# EXERCISE INSTRUCTIONS
Restate each entry word for word, leaving nothing out.

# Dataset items
# # # # #

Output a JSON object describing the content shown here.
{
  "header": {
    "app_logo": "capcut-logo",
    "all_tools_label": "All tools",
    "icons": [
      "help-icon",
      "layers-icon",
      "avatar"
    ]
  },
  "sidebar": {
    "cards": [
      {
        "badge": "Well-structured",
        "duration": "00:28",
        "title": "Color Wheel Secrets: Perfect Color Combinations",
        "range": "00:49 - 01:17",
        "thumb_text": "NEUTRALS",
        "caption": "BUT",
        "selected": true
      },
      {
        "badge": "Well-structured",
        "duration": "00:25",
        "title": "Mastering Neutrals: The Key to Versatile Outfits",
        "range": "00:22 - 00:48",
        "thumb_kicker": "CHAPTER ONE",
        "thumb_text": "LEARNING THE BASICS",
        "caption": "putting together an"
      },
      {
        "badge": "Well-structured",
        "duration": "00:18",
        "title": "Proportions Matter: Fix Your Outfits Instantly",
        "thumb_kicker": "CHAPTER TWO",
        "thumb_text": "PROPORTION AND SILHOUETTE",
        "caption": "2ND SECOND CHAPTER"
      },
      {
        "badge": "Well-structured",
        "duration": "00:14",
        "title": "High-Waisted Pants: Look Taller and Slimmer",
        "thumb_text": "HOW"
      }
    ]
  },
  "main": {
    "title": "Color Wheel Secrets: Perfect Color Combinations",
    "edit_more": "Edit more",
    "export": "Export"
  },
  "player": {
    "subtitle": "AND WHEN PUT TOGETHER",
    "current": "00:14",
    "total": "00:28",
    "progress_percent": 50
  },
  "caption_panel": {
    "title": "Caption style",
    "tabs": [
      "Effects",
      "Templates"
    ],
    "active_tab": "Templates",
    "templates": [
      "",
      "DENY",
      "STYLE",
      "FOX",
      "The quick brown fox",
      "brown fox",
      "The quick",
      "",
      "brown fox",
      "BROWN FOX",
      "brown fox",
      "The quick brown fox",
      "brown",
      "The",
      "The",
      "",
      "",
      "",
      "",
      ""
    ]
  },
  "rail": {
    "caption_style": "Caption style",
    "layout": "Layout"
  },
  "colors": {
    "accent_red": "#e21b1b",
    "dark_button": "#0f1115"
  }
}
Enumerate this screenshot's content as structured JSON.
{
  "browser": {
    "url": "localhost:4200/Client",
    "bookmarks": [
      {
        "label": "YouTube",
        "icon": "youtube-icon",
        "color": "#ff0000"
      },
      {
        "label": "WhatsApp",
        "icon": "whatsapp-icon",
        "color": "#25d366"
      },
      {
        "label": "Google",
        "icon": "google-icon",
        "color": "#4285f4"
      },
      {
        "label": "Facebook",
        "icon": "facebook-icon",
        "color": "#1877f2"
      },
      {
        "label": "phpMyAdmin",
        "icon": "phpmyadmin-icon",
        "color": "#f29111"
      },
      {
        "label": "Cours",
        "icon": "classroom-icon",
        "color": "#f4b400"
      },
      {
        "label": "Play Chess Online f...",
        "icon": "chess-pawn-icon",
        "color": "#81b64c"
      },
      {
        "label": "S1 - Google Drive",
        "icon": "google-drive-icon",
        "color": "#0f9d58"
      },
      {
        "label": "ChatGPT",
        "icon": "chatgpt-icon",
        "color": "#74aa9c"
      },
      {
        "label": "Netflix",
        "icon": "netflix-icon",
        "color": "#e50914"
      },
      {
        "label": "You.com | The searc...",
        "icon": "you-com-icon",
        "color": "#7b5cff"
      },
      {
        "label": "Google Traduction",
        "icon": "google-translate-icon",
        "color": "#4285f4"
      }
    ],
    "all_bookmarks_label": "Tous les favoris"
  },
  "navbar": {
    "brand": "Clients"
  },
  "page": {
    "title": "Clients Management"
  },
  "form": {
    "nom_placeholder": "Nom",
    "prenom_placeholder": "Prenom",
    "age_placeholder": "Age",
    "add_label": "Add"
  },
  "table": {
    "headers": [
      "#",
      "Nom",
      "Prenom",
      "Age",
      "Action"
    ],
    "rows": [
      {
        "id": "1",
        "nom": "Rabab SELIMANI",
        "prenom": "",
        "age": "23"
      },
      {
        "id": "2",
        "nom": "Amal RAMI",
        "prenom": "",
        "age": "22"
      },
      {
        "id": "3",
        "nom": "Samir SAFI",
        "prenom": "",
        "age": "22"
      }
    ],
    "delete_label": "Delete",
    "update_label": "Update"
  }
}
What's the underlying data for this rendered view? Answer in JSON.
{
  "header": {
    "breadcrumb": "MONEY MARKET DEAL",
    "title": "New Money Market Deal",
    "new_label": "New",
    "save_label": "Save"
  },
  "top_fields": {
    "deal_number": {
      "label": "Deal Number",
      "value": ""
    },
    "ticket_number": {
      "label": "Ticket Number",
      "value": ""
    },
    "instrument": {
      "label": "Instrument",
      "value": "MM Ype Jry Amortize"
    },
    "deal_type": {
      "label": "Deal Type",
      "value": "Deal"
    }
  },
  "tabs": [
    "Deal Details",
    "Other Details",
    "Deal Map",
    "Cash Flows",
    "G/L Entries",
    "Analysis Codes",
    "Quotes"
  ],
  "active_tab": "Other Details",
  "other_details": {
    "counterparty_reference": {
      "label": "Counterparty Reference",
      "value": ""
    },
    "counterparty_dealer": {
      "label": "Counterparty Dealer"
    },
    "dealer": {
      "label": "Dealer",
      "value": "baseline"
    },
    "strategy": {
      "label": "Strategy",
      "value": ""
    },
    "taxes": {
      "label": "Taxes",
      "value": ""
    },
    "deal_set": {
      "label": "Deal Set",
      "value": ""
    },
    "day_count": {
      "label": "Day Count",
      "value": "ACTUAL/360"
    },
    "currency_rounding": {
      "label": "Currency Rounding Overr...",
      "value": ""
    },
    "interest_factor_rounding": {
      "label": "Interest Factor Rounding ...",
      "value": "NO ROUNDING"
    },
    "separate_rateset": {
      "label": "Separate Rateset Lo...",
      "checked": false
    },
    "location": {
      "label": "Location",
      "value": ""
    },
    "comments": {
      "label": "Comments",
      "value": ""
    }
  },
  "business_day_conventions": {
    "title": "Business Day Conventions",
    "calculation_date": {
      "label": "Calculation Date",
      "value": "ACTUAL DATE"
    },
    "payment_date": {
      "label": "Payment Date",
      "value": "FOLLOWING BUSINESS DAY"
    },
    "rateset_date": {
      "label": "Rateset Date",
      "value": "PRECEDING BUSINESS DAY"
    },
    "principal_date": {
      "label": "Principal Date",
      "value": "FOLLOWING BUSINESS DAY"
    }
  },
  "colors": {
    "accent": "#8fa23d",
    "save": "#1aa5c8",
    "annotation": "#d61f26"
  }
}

# # # # #

# PROBLEM SOLUTION
Output a JSON object describing the content shown here.
{
  "header": {
    "app_logo": "capcut-logo",
    "all_tools_label": "All tools",
    "icons": [
      "help-icon",
      "layers-icon",
      "avatar"
    ]
  },
  "sidebar": {
    "cards": [
      {
        "badge": "Well-structured",
        "duration": "00:28",
        "title": "Color Wheel Secrets: Perfect Color Combinations",
        "range": "00:49 - 01:17",
        "thumb_text": "NEUTRALS",
        "caption": "BUT",
        "selected": true
      },
      {
        "badge": "Well-structured",
        "duration": "00:25",
        "title": "Mastering Neutrals: The Key to Versatile Outfits",
        "range": "00:22 - 00:48",
        "thumb_kicker": "CHAPTER ONE",
        "thumb_text": "LEARNING THE BASICS",
        "caption": "putting together an"
      },
      {
        "badge": "Well-structured",
        "duration": "00:18",
        "title": "Proportions Matter: Fix Your Outfits Instantly",
        "thumb_kicker": "CHAPTER TWO",
        "thumb_text": "PROPORTION AND SILHOUETTE",
        "caption": "2ND SECOND CHAPTER"
      },
      {
        "badge": "Well-structured",
        "duration": "00:14",
        "title": "High-Waisted Pants: Look Taller and Slimmer",
        "thumb_text": "HOW"
      }
    ]
  },
  "main": {
    "title": "Color Wheel Secrets: Perfect Color Combinations",
    "edit_more": "Edit more",
    "export": "Export"
  },
  "player": {
    "subtitle": "AND WHEN PUT TOGETHER",
    "current": "00:14",
    "total": "00:28",
    "progress_percent": 50
  },
  "caption_panel": {
    "title": "Caption style",
    "tabs": [
      "Effects",
      "Templates"
    ],
    "active_tab": "Templates",
    "templates": [
      "",
      "DENY",
      "STYLE",
      "FOX",
      "The quick brown fox",
      "brown fox",
      "The quick",
      "",
      "brown fox",
      "BROWN FOX",
      "brown fox",
      "The quick brown fox",
      "brown",
      "The",
      "The",
      "",
      "",
      "",
      "",
      ""
    ]
  },
  "rail": {
    "caption_style": "Caption style",
    "layout": "Layout"
  },
  "colors": {
    "accent_red": "#e21b1b",
    "dark_button": "#0f1115"
  }
}
Enumerate this screenshot's content as structured JSON.
{
  "browser": {
    "url": "localhost:4200/Client",
    "bookmarks": [
      {
        "label": "YouTube",
        "icon": "youtube-icon",
        "color": "#ff0000"
      },
      {
        "label": "WhatsApp",
        "icon": "whatsapp-icon",
        "color": "#25d366"
      },
      {
        "label": "Google",
        "icon": "google-icon",
        "color": "#4285f4"
      },
      {
        "label": "Facebook",
        "icon": "facebook-icon",
        "color": "#1877f2"
      },
      {
        "label": "phpMyAdmin",
        "icon": "phpmyadmin-icon",
        "color": "#f29111"
      },
      {
        "label": "Cours",
        "icon": "classroom-icon",
        "color": "#f4b400"
      },
      {
        "label": "Play Chess Online f...",
        "icon": "chess-pawn-icon",
        "color": "#81b64c"
      },
      {
        "label": "S1 - Google Drive",
        "icon": "google-drive-icon",
        "color": "#0f9d58"
      },
      {
        "label": "ChatGPT",
        "icon": "chatgpt-icon",
        "color": "#74aa9c"
      },
      {
        "label": "Netflix",
        "icon": "netflix-icon",
        "color": "#e50914"
      },
      {
        "label": "You.com | The searc...",
        "icon": "you-com-icon",
        "color": "#7b5cff"
      },
      {
        "label": "Google Traduction",
        "icon": "google-translate-icon",
        "color": "#4285f4"
      }
    ],
    "all_bookmarks_label": "Tous les favoris"
  },
  "navbar": {
    "brand": "Clients"
  },
  "page": {
    "title": "Clients Management"
  },
  "form": {
    "nom_placeholder": "Nom",
    "prenom_placeholder": "Prenom",
    "age_placeholder": "Age",
    "add_label": "Add"
  },
  "table": {
    "headers": [
      "#",
      "Nom",
      "Prenom",
      "Age",
      "Action"
    ],
    "rows": [
      {
        "id": "1",
        "nom": "Rabab SELIMANI",
        "prenom": "",
        "age": "23"
      },
      {
        "id": "2",
        "nom": "Amal RAMI",
        "prenom": "",
        "age": "22"
      },
      {
        "id": "3",
        "nom": "Samir SAFI",
        "prenom": "",
        "age": "22"
      }
    ],
    "delete_label": "Delete",
    "update_label": "Update"
  }
}
What's the underlying data for this rendered view? Answer in JSON.
{
  "header": {
    "breadcrumb": "MONEY MARKET DEAL",
    "title": "New Money Market Deal",
    "new_label": "New",
    "save_label": "Save"
  },
  "top_fields": {
    "deal_number": {
      "label": "Deal Number",
      "value": ""
    },
    "ticket_number": {
      "label": "Ticket Number",
      "value": ""
    },
    "instrument": {
      "label": "Instrument",
      "value": "MM Ype Jry Amortize"
    },
    "deal_type": {
      "label": "Deal Type",
      "value": "Deal"
    }
  },
  "tabs": [
    "Deal Details",
    "Other Details",
    "Deal Map",
    "Cash Flows",
    "G/L Entries",
    "Analysis Codes",
    "Quotes"
  ],
  "active_tab": "Other Details",
  "other_details": {
    "counterparty_reference": {
      "label": "Counterparty Reference",
      "value": ""
    },
    "counterparty_dealer": {
      "label": "Counterparty Dealer"
    },
    "dealer": {
      "label": "Dealer",
      "value": "baseline"
    },
    "strategy": {
      "label": "Strategy",
      "value": ""
    },
    "taxes": {
      "label": "Taxes",
      "value": ""
    },
    "deal_set": {
      "label": "Deal Set",
      "value": ""
    },
    "day_count": {
      "label": "Day Count",
      "value": "ACTUAL/360"
    },
    "currency_rounding": {
      "label": "Currency Rounding Overr...",
      "value": ""
    },
    "interest_factor_rounding": {
      "label": "Interest Factor Rounding ...",
      "value": "NO ROUNDING"
    },
    "separate_rateset": {
      "label": "Separate Rateset Lo...",
      "checked": false
    },
    "location": {
      "label": "Location",
      "value": ""
    },
    "comments": {
      "label": "Comments",
      "value": ""
    }
  },
  "business_day_conventions": {
    "title": "Business Day Conventions",
    "calculation_date": {
      "label": "Calculation Date",
      "value": "ACTUAL DATE"
    },
    "payment_date": {
      "label": "Payment Date",
      "value": "FOLLOWING BUSINESS DAY"
    },
    "rateset_date": {
      "label": "Rateset Date",
      "value": "PRECEDING BUSINESS DAY"
    },
    "principal_date": {
      "label": "Principal Date",
      "value": "FOLLOWING BUSINESS DAY"
    }
  },
  "colors": {
    "accent": "#8fa23d",
    "save": "#1aa5c8",
    "annotation": "#d61f26"
  }
}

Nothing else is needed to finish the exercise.